= Excerpted records =
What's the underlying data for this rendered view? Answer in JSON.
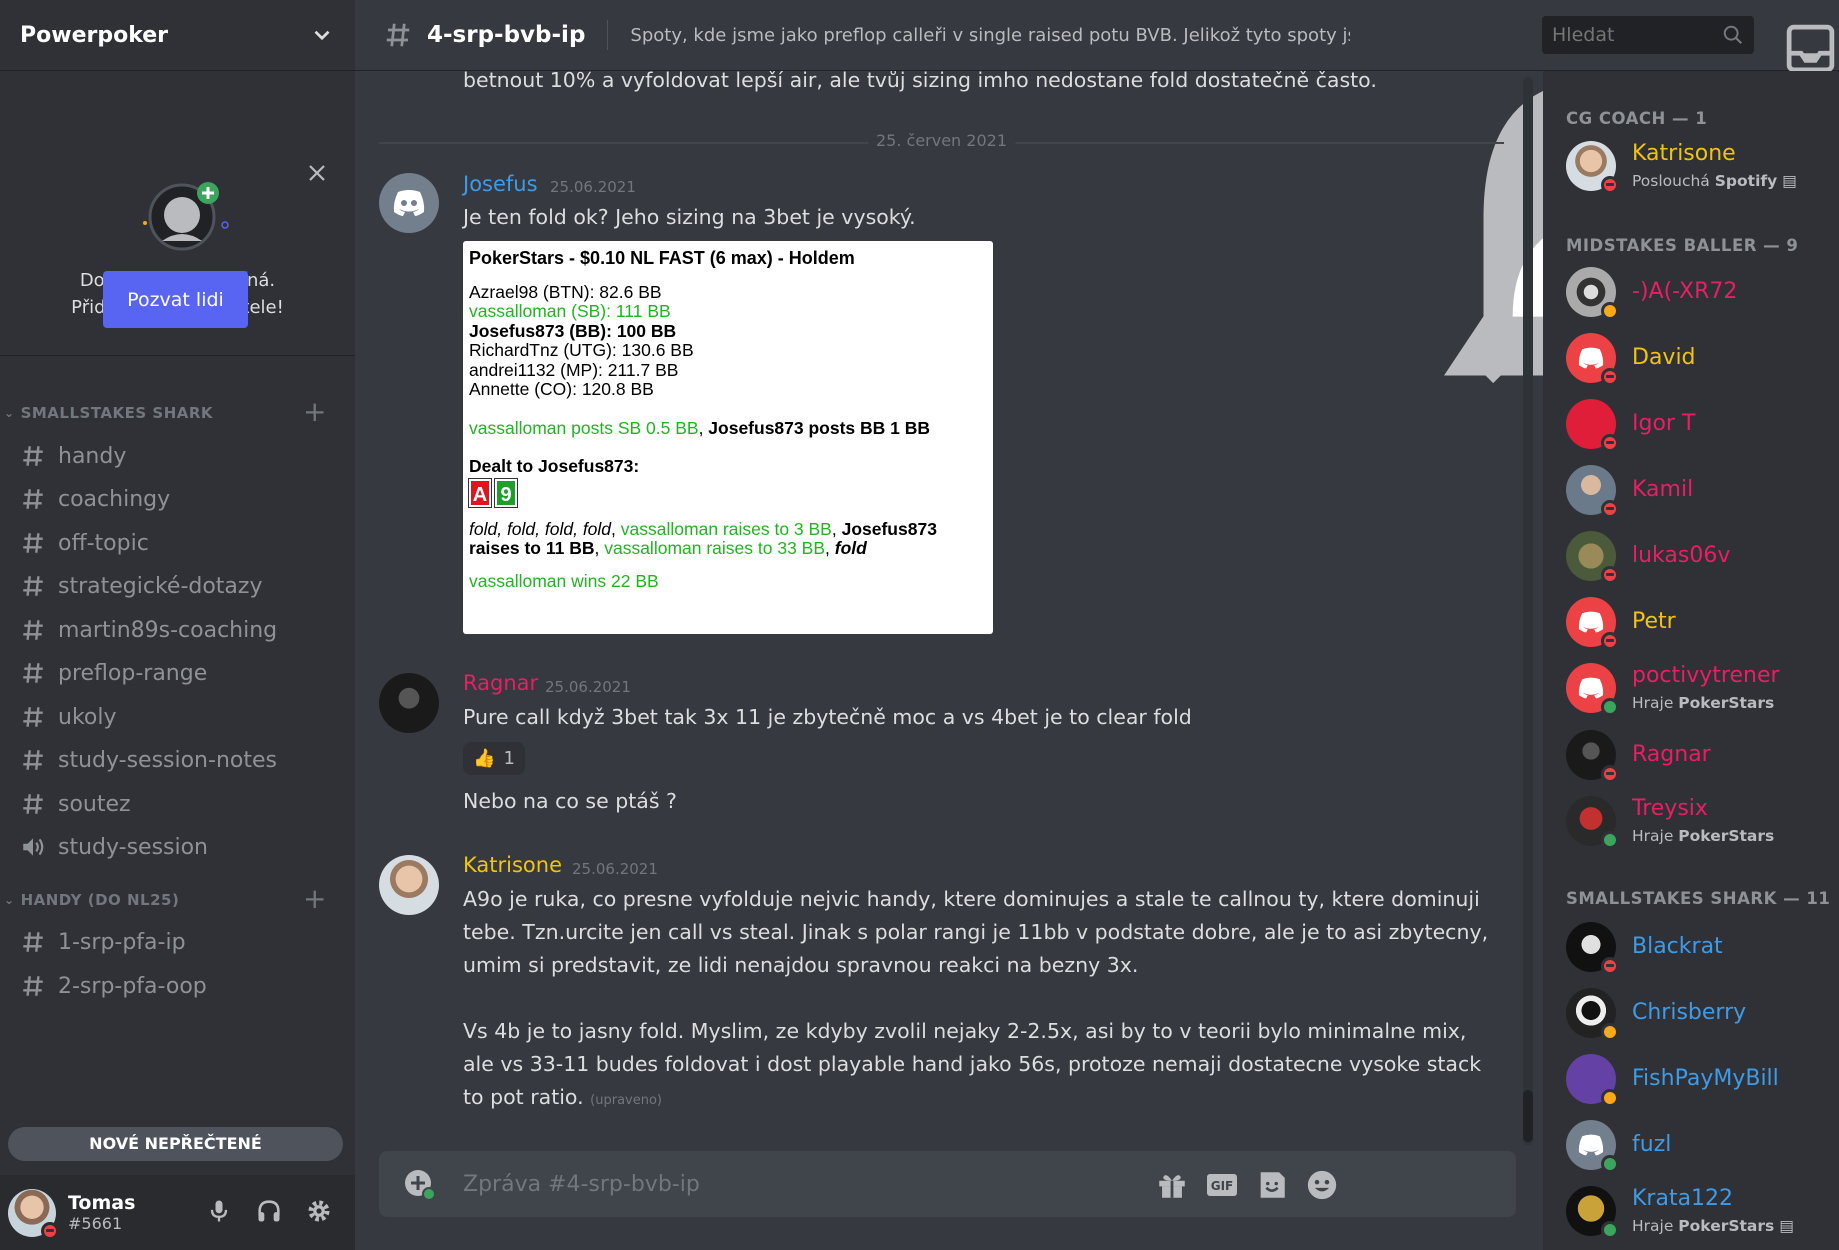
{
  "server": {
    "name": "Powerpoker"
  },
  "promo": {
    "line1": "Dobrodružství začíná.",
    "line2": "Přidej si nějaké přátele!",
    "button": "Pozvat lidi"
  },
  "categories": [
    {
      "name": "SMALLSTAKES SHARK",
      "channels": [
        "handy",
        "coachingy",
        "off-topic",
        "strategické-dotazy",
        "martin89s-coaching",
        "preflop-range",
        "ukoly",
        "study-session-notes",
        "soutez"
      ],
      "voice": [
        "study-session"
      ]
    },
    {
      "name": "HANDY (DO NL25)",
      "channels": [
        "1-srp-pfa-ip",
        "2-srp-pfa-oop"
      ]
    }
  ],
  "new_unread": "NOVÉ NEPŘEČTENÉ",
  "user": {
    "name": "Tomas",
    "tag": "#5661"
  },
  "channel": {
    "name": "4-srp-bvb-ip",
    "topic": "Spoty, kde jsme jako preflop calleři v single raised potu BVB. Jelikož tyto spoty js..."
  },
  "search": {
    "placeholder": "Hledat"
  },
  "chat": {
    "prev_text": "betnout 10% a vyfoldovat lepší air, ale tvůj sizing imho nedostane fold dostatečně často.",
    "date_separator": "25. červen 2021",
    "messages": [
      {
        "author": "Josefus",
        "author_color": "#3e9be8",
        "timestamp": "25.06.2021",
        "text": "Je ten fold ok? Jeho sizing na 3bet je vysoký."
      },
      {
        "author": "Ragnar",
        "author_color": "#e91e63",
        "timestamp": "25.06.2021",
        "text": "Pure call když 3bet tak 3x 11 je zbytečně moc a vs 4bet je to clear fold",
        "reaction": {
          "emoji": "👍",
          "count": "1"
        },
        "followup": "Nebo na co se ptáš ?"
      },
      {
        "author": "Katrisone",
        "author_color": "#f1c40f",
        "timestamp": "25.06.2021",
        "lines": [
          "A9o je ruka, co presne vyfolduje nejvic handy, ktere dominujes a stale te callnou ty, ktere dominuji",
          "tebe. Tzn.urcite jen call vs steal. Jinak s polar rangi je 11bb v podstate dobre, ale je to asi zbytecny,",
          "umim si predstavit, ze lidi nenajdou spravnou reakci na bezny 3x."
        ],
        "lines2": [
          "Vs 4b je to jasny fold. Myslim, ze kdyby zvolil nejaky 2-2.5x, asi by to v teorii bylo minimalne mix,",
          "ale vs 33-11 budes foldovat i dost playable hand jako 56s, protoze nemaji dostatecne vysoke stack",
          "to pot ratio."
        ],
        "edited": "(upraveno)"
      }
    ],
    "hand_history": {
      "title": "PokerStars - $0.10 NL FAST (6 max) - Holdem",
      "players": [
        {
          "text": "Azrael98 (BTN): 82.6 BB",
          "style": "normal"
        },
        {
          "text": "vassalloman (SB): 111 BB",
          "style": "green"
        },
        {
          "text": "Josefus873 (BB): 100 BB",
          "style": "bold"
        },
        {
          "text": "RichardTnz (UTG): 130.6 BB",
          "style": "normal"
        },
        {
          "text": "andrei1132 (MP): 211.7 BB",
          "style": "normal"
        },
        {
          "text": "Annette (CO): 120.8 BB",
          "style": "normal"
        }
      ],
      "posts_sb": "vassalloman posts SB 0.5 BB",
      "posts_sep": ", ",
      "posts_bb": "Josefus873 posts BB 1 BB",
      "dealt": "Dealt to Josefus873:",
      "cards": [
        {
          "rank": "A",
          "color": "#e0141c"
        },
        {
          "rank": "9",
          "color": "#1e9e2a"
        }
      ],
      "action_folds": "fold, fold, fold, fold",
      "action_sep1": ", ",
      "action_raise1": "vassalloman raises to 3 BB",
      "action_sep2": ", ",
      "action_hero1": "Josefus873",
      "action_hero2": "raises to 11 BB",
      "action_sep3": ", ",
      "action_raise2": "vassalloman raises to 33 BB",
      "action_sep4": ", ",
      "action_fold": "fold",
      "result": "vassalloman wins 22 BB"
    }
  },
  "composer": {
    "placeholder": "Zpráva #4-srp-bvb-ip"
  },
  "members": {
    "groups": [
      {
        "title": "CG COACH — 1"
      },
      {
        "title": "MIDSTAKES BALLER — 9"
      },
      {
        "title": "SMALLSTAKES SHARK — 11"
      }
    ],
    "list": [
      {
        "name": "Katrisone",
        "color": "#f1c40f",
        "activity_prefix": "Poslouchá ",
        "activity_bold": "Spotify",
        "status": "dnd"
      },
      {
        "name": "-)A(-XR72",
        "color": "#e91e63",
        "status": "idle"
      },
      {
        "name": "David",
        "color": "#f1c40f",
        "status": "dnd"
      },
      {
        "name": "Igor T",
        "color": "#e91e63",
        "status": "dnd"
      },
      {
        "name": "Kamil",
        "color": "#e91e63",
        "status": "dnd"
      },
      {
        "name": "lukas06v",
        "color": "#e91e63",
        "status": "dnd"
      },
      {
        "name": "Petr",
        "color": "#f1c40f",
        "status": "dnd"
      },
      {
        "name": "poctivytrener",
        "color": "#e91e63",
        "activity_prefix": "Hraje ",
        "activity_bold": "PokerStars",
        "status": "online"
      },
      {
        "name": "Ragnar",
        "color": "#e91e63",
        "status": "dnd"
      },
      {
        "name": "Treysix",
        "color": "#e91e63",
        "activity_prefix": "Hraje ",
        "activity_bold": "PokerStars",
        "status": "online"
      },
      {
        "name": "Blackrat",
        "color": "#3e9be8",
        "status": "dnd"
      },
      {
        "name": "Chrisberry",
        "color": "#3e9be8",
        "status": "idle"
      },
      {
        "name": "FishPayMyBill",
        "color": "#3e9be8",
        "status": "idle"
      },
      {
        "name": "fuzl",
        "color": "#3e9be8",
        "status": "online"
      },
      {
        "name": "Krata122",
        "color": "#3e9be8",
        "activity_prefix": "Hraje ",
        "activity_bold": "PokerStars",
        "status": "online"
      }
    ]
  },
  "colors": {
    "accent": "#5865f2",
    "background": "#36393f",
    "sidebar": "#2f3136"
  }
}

= Task details =
Copy the material exactly. Do not include the pictures.

= Task result =
What's the underlying data for this rendered view? Answer in JSON.
{
  "server": {
    "name": "Powerpoker"
  },
  "promo": {
    "line1": "Dobrodružství začíná.",
    "line2": "Přidej si nějaké přátele!",
    "button": "Pozvat lidi"
  },
  "categories": [
    {
      "name": "SMALLSTAKES SHARK",
      "channels": [
        "handy",
        "coachingy",
        "off-topic",
        "strategické-dotazy",
        "martin89s-coaching",
        "preflop-range",
        "ukoly",
        "study-session-notes",
        "soutez"
      ],
      "voice": [
        "study-session"
      ]
    },
    {
      "name": "HANDY (DO NL25)",
      "channels": [
        "1-srp-pfa-ip",
        "2-srp-pfa-oop"
      ]
    }
  ],
  "new_unread": "NOVÉ NEPŘEČTENÉ",
  "user": {
    "name": "Tomas",
    "tag": "#5661"
  },
  "channel": {
    "name": "4-srp-bvb-ip",
    "topic": "Spoty, kde jsme jako preflop calleři v single raised potu BVB. Jelikož tyto spoty js..."
  },
  "search": {
    "placeholder": "Hledat"
  },
  "chat": {
    "prev_text": "betnout 10% a vyfoldovat lepší air, ale tvůj sizing imho nedostane fold dostatečně často.",
    "date_separator": "25. červen 2021",
    "messages": [
      {
        "author": "Josefus",
        "author_color": "#3e9be8",
        "timestamp": "25.06.2021",
        "text": "Je ten fold ok? Jeho sizing na 3bet je vysoký."
      },
      {
        "author": "Ragnar",
        "author_color": "#e91e63",
        "timestamp": "25.06.2021",
        "text": "Pure call když 3bet tak 3x 11 je zbytečně moc a vs 4bet je to clear fold",
        "reaction": {
          "emoji": "👍",
          "count": "1"
        },
        "followup": "Nebo na co se ptáš ?"
      },
      {
        "author": "Katrisone",
        "author_color": "#f1c40f",
        "timestamp": "25.06.2021",
        "lines": [
          "A9o je ruka, co presne vyfolduje nejvic handy, ktere dominujes a stale te callnou ty, ktere dominuji",
          "tebe. Tzn.urcite jen call vs steal. Jinak s polar rangi je 11bb v podstate dobre, ale je to asi zbytecny,",
          "umim si predstavit, ze lidi nenajdou spravnou reakci na bezny 3x."
        ],
        "lines2": [
          "Vs 4b je to jasny fold. Myslim, ze kdyby zvolil nejaky 2-2.5x, asi by to v teorii bylo minimalne mix,",
          "ale vs 33-11 budes foldovat i dost playable hand jako 56s, protoze nemaji dostatecne vysoke stack",
          "to pot ratio."
        ],
        "edited": "(upraveno)"
      }
    ],
    "hand_history": {
      "title": "PokerStars - $0.10 NL FAST (6 max) - Holdem",
      "players": [
        {
          "text": "Azrael98 (BTN): 82.6 BB",
          "style": "normal"
        },
        {
          "text": "vassalloman (SB): 111 BB",
          "style": "green"
        },
        {
          "text": "Josefus873 (BB): 100 BB",
          "style": "bold"
        },
        {
          "text": "RichardTnz (UTG): 130.6 BB",
          "style": "normal"
        },
        {
          "text": "andrei1132 (MP): 211.7 BB",
          "style": "normal"
        },
        {
          "text": "Annette (CO): 120.8 BB",
          "style": "normal"
        }
      ],
      "posts_sb": "vassalloman posts SB 0.5 BB",
      "posts_sep": ", ",
      "posts_bb": "Josefus873 posts BB 1 BB",
      "dealt": "Dealt to Josefus873:",
      "cards": [
        {
          "rank": "A",
          "color": "#e0141c"
        },
        {
          "rank": "9",
          "color": "#1e9e2a"
        }
      ],
      "action_folds": "fold, fold, fold, fold",
      "action_sep1": ", ",
      "action_raise1": "vassalloman raises to 3 BB",
      "action_sep2": ", ",
      "action_hero1": "Josefus873",
      "action_hero2": "raises to 11 BB",
      "action_sep3": ", ",
      "action_raise2": "vassalloman raises to 33 BB",
      "action_sep4": ", ",
      "action_fold": "fold",
      "result": "vassalloman wins 22 BB"
    }
  },
  "composer": {
    "placeholder": "Zpráva #4-srp-bvb-ip"
  },
  "members": {
    "groups": [
      {
        "title": "CG COACH — 1"
      },
      {
        "title": "MIDSTAKES BALLER — 9"
      },
      {
        "title": "SMALLSTAKES SHARK — 11"
      }
    ],
    "list": [
      {
        "name": "Katrisone",
        "color": "#f1c40f",
        "activity_prefix": "Poslouchá ",
        "activity_bold": "Spotify",
        "status": "dnd"
      },
      {
        "name": "-)A(-XR72",
        "color": "#e91e63",
        "status": "idle"
      },
      {
        "name": "David",
        "color": "#f1c40f",
        "status": "dnd"
      },
      {
        "name": "Igor T",
        "color": "#e91e63",
        "status": "dnd"
      },
      {
        "name": "Kamil",
        "color": "#e91e63",
        "status": "dnd"
      },
      {
        "name": "lukas06v",
        "color": "#e91e63",
        "status": "dnd"
      },
      {
        "name": "Petr",
        "color": "#f1c40f",
        "status": "dnd"
      },
      {
        "name": "poctivytrener",
        "color": "#e91e63",
        "activity_prefix": "Hraje ",
        "activity_bold": "PokerStars",
        "status": "online"
      },
      {
        "name": "Ragnar",
        "color": "#e91e63",
        "status": "dnd"
      },
      {
        "name": "Treysix",
        "color": "#e91e63",
        "activity_prefix": "Hraje ",
        "activity_bold": "PokerStars",
        "status": "online"
      },
      {
        "name": "Blackrat",
        "color": "#3e9be8",
        "status": "dnd"
      },
      {
        "name": "Chrisberry",
        "color": "#3e9be8",
        "status": "idle"
      },
      {
        "name": "FishPayMyBill",
        "color": "#3e9be8",
        "status": "idle"
      },
      {
        "name": "fuzl",
        "color": "#3e9be8",
        "status": "online"
      },
      {
        "name": "Krata122",
        "color": "#3e9be8",
        "activity_prefix": "Hraje ",
        "activity_bold": "PokerStars",
        "status": "online"
      }
    ]
  },
  "colors": {
    "accent": "#5865f2",
    "background": "#36393f",
    "sidebar": "#2f3136"
  }
}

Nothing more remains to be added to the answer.